- TASK REQUIREMENTS: Return all of the data exactly as given.

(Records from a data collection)
-- BEGIN --
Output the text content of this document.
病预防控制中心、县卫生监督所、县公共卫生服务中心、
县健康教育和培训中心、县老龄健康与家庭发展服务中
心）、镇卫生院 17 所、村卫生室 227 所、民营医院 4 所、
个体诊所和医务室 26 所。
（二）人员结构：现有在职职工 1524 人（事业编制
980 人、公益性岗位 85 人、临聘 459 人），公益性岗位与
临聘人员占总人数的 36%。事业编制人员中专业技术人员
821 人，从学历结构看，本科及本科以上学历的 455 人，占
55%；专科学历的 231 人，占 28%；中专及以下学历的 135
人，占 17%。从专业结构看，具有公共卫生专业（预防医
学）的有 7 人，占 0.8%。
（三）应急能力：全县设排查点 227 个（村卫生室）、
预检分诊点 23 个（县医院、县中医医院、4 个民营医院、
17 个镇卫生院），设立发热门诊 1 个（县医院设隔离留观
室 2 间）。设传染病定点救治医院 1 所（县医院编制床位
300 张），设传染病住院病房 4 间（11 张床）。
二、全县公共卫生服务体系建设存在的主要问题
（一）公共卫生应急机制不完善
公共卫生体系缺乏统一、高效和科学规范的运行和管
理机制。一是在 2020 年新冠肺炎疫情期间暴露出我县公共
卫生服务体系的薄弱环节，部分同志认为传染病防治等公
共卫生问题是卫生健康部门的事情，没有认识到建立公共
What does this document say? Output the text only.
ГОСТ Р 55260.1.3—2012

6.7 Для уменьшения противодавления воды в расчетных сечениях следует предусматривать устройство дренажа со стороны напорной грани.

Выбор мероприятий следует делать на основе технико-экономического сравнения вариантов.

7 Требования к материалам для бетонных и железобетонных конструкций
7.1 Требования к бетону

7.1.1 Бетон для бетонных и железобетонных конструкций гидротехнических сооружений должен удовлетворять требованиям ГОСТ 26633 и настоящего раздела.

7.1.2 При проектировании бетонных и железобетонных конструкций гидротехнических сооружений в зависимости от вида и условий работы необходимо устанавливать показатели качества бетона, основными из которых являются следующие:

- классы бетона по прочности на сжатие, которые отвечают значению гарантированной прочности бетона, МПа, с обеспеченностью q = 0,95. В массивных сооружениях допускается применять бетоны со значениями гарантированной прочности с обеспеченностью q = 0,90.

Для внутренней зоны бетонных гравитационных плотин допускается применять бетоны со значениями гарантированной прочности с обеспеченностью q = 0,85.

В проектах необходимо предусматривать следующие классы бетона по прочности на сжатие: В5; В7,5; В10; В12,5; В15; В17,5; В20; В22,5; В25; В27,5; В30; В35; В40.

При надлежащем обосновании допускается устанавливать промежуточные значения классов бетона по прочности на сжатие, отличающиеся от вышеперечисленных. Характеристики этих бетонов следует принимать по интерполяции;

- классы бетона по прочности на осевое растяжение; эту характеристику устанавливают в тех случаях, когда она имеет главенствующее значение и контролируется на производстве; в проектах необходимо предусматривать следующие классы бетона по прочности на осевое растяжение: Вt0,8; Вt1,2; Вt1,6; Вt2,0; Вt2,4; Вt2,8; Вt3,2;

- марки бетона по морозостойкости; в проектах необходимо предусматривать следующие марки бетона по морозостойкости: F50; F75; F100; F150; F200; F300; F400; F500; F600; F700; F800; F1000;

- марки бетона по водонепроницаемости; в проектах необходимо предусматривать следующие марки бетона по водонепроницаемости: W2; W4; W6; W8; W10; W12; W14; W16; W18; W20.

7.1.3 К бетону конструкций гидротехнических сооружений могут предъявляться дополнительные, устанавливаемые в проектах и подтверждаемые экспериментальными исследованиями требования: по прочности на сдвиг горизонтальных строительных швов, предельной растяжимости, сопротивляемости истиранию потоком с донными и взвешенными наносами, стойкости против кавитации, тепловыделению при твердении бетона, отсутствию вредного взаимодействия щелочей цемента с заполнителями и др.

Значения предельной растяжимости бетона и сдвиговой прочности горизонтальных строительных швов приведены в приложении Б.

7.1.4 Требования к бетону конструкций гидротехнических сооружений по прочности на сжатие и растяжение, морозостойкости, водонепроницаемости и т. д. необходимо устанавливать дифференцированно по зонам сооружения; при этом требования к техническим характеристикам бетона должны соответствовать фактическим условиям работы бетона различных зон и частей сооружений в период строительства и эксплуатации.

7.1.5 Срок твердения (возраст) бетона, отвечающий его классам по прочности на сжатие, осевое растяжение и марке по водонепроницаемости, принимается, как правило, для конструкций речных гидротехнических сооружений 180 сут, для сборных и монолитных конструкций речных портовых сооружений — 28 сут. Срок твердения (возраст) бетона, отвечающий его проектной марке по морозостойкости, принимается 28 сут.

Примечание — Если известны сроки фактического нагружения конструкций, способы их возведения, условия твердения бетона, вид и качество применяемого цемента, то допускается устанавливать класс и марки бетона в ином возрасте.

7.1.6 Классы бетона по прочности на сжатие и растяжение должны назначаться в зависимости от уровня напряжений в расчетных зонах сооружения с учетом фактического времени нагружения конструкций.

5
-- END --
- FINISHED EXERCISE:
Output the text content of this document.
病预防控制中心、县卫生监督所、县公共卫生服务中心、
县健康教育和培训中心、县老龄健康与家庭发展服务中
心）、镇卫生院 17 所、村卫生室 227 所、民营医院 4 所、
个体诊所和医务室 26 所。
（二）人员结构：现有在职职工 1524 人（事业编制
980 人、公益性岗位 85 人、临聘 459 人），公益性岗位与
临聘人员占总人数的 36%。事业编制人员中专业技术人员
821 人，从学历结构看，本科及本科以上学历的 455 人，占
55%；专科学历的 231 人，占 28%；中专及以下学历的 135
人，占 17%。从专业结构看，具有公共卫生专业（预防医
学）的有 7 人，占 0.8%。
（三）应急能力：全县设排查点 227 个（村卫生室）、
预检分诊点 23 个（县医院、县中医医院、4 个民营医院、
17 个镇卫生院），设立发热门诊 1 个（县医院设隔离留观
室 2 间）。设传染病定点救治医院 1 所（县医院编制床位
300 张），设传染病住院病房 4 间（11 张床）。
二、全县公共卫生服务体系建设存在的主要问题
（一）公共卫生应急机制不完善
公共卫生体系缺乏统一、高效和科学规范的运行和管
理机制。一是在 2020 年新冠肺炎疫情期间暴露出我县公共
卫生服务体系的薄弱环节，部分同志认为传染病防治等公
共卫生问题是卫生健康部门的事情，没有认识到建立公共
What does this document say? Output the text only.
ГОСТ Р 55260.1.3—2012

6.7 Для уменьшения противодавления воды в расчетных сечениях следует предусматривать устройство дренажа со стороны напорной грани.

Выбор мероприятий следует делать на основе технико-экономического сравнения вариантов.

7 Требования к материалам для бетонных и железобетонных конструкций
7.1 Требования к бетону

7.1.1 Бетон для бетонных и железобетонных конструкций гидротехнических сооружений должен удовлетворять требованиям ГОСТ 26633 и настоящего раздела.

7.1.2 При проектировании бетонных и железобетонных конструкций гидротехнических сооружений в зависимости от вида и условий работы необходимо устанавливать показатели качества бетона, основными из которых являются следующие:

- классы бетона по прочности на сжатие, которые отвечают значению гарантированной прочности бетона, МПа, с обеспеченностью q = 0,95. В массивных сооружениях допускается применять бетоны со значениями гарантированной прочности с обеспеченностью q = 0,90.

Для внутренней зоны бетонных гравитационных плотин допускается применять бетоны со значениями гарантированной прочности с обеспеченностью q = 0,85.

В проектах необходимо предусматривать следующие классы бетона по прочности на сжатие: В5; В7,5; В10; В12,5; В15; В17,5; В20; В22,5; В25; В27,5; В30; В35; В40.

При надлежащем обосновании допускается устанавливать промежуточные значения классов бетона по прочности на сжатие, отличающиеся от вышеперечисленных. Характеристики этих бетонов следует принимать по интерполяции;

- классы бетона по прочности на осевое растяжение; эту характеристику устанавливают в тех случаях, когда она имеет главенствующее значение и контролируется на производстве; в проектах необходимо предусматривать следующие классы бетона по прочности на осевое растяжение: Вt0,8; Вt1,2; Вt1,6; Вt2,0; Вt2,4; Вt2,8; Вt3,2;

- марки бетона по морозостойкости; в проектах необходимо предусматривать следующие марки бетона по морозостойкости: F50; F75; F100; F150; F200; F300; F400; F500; F600; F700; F800; F1000;

- марки бетона по водонепроницаемости; в проектах необходимо предусматривать следующие марки бетона по водонепроницаемости: W2; W4; W6; W8; W10; W12; W14; W16; W18; W20.

7.1.3 К бетону конструкций гидротехнических сооружений могут предъявляться дополнительные, устанавливаемые в проектах и подтверждаемые экспериментальными исследованиями требования: по прочности на сдвиг горизонтальных строительных швов, предельной растяжимости, сопротивляемости истиранию потоком с донными и взвешенными наносами, стойкости против кавитации, тепловыделению при твердении бетона, отсутствию вредного взаимодействия щелочей цемента с заполнителями и др.

Значения предельной растяжимости бетона и сдвиговой прочности горизонтальных строительных швов приведены в приложении Б.

7.1.4 Требования к бетону конструкций гидротехнических сооружений по прочности на сжатие и растяжение, морозостойкости, водонепроницаемости и т. д. необходимо устанавливать дифференцированно по зонам сооружения; при этом требования к техническим характеристикам бетона должны соответствовать фактическим условиям работы бетона различных зон и частей сооружений в период строительства и эксплуатации.

7.1.5 Срок твердения (возраст) бетона, отвечающий его классам по прочности на сжатие, осевое растяжение и марке по водонепроницаемости, принимается, как правило, для конструкций речных гидротехнических сооружений 180 сут, для сборных и монолитных конструкций речных портовых сооружений — 28 сут. Срок твердения (возраст) бетона, отвечающий его проектной марке по морозостойкости, принимается 28 сут.

Примечание — Если известны сроки фактического нагружения конструкций, способы их возведения, условия твердения бетона, вид и качество применяемого цемента, то допускается устанавливать класс и марки бетона в ином возрасте.

7.1.6 Классы бетона по прочности на сжатие и растяжение должны назначаться в зависимости от уровня напряжений в расчетных зонах сооружения с учетом фактического времени нагружения конструкций.

5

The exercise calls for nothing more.